Aim of the task
What number of lines in the material contain the word "title"? Give that number alone.

(Dataset rows about figures)
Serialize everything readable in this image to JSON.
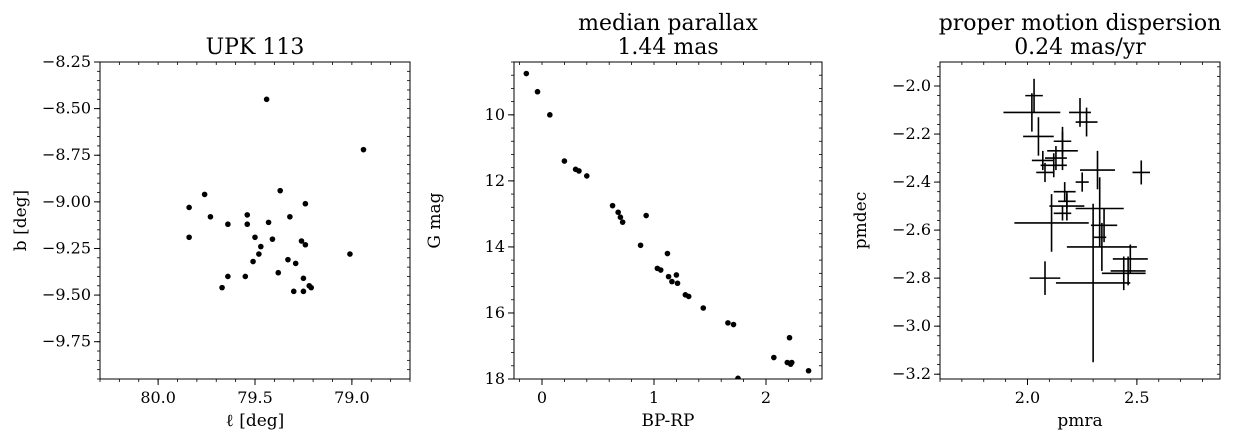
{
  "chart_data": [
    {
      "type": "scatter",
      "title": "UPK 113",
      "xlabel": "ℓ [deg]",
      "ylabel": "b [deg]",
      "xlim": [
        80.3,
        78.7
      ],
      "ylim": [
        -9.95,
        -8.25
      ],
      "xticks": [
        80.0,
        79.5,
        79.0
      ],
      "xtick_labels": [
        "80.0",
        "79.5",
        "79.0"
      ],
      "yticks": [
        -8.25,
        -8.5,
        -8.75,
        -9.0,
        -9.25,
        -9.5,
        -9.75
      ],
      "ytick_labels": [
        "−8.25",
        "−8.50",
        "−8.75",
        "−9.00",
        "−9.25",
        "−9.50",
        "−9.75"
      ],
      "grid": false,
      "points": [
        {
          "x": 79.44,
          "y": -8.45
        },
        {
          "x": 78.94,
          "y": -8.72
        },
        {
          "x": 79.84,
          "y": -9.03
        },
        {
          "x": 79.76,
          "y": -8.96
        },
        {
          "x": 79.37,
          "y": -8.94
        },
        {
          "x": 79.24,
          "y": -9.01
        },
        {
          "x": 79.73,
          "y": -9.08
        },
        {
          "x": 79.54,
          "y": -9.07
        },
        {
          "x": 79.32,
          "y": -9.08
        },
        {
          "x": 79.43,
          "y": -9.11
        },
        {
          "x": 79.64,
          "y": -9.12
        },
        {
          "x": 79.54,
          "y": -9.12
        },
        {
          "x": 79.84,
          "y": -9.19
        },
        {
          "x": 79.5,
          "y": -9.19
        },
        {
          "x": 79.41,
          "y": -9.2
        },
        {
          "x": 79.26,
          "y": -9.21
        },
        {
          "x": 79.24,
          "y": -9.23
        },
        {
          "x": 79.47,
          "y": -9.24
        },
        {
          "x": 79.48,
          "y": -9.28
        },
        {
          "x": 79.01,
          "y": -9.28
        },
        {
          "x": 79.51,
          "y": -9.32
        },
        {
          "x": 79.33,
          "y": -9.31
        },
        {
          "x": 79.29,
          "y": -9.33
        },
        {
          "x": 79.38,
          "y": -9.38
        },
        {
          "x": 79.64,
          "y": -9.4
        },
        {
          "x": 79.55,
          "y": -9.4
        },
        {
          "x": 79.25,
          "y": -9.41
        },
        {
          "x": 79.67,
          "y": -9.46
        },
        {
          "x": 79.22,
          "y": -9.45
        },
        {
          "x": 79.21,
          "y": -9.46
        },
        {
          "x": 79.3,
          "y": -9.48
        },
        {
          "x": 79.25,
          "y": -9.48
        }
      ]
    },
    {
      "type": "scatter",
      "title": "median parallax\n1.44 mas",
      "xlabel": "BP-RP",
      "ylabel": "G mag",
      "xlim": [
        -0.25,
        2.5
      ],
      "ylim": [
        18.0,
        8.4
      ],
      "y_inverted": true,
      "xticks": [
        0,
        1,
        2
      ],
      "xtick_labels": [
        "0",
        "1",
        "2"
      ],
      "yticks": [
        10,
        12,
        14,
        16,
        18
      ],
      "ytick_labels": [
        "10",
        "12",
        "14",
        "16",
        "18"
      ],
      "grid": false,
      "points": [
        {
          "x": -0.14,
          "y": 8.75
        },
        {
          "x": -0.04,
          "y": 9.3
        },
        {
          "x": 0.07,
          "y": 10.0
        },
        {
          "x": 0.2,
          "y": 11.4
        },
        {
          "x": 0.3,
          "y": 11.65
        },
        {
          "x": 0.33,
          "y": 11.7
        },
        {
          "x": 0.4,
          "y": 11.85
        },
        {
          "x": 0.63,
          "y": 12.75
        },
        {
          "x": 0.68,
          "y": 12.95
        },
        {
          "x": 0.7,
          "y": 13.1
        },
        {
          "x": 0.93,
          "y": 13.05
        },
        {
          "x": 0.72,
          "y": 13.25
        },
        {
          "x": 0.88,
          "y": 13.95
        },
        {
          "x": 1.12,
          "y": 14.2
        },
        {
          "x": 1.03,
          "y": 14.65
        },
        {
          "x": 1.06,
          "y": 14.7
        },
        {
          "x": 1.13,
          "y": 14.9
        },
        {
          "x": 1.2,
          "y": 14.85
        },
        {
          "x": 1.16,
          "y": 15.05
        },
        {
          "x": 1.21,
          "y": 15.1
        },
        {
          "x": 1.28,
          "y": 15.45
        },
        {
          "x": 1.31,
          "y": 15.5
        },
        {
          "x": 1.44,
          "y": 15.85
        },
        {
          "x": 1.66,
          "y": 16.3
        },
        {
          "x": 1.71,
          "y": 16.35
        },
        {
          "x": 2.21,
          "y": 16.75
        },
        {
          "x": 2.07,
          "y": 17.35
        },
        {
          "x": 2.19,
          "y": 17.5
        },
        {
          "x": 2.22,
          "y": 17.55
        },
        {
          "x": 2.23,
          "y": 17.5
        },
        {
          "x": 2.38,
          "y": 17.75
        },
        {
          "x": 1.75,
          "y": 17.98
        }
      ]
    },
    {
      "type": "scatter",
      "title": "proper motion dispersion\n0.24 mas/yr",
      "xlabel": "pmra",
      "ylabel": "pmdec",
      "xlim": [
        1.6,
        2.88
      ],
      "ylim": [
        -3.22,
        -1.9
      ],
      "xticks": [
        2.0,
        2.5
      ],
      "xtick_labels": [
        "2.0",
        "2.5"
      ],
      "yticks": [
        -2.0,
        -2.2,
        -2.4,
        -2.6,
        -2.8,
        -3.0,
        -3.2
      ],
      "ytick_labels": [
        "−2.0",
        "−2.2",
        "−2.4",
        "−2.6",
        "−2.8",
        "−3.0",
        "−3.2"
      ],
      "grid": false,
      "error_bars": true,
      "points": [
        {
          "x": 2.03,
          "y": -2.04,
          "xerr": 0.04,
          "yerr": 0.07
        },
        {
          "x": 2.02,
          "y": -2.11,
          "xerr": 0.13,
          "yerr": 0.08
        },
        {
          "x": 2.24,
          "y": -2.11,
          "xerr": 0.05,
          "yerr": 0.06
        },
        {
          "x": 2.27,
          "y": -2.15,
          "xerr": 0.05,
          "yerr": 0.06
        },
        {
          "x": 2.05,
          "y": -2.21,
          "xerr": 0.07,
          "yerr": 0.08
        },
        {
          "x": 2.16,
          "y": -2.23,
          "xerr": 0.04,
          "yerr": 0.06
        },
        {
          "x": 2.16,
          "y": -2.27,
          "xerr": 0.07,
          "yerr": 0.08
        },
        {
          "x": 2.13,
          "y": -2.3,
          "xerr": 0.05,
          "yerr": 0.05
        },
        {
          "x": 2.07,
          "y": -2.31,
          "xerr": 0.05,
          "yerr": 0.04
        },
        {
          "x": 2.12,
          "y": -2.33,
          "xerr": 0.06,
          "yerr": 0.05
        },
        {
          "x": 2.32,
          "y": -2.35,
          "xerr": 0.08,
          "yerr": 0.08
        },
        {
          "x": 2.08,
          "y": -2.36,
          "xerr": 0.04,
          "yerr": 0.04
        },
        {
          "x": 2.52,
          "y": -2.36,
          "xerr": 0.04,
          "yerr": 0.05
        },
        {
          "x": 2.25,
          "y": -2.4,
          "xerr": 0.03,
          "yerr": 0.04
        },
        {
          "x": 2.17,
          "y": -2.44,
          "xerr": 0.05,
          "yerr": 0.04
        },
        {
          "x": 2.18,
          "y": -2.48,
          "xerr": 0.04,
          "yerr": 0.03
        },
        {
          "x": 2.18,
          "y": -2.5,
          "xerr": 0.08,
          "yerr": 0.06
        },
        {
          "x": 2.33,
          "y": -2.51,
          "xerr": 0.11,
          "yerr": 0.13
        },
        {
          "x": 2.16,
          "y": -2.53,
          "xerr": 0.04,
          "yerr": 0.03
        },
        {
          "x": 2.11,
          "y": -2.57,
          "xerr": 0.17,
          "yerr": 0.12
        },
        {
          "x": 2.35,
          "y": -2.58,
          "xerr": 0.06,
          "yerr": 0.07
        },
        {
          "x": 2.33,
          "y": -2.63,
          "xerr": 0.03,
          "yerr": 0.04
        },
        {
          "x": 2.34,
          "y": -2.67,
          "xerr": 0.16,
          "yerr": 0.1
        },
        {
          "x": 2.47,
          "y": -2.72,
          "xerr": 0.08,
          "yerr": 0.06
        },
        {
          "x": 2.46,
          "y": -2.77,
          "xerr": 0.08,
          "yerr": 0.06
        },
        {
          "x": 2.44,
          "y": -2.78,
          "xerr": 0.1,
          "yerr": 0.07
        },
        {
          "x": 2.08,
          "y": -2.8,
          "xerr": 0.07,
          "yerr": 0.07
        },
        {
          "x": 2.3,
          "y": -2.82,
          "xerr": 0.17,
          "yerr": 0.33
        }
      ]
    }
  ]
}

Solved exercise
3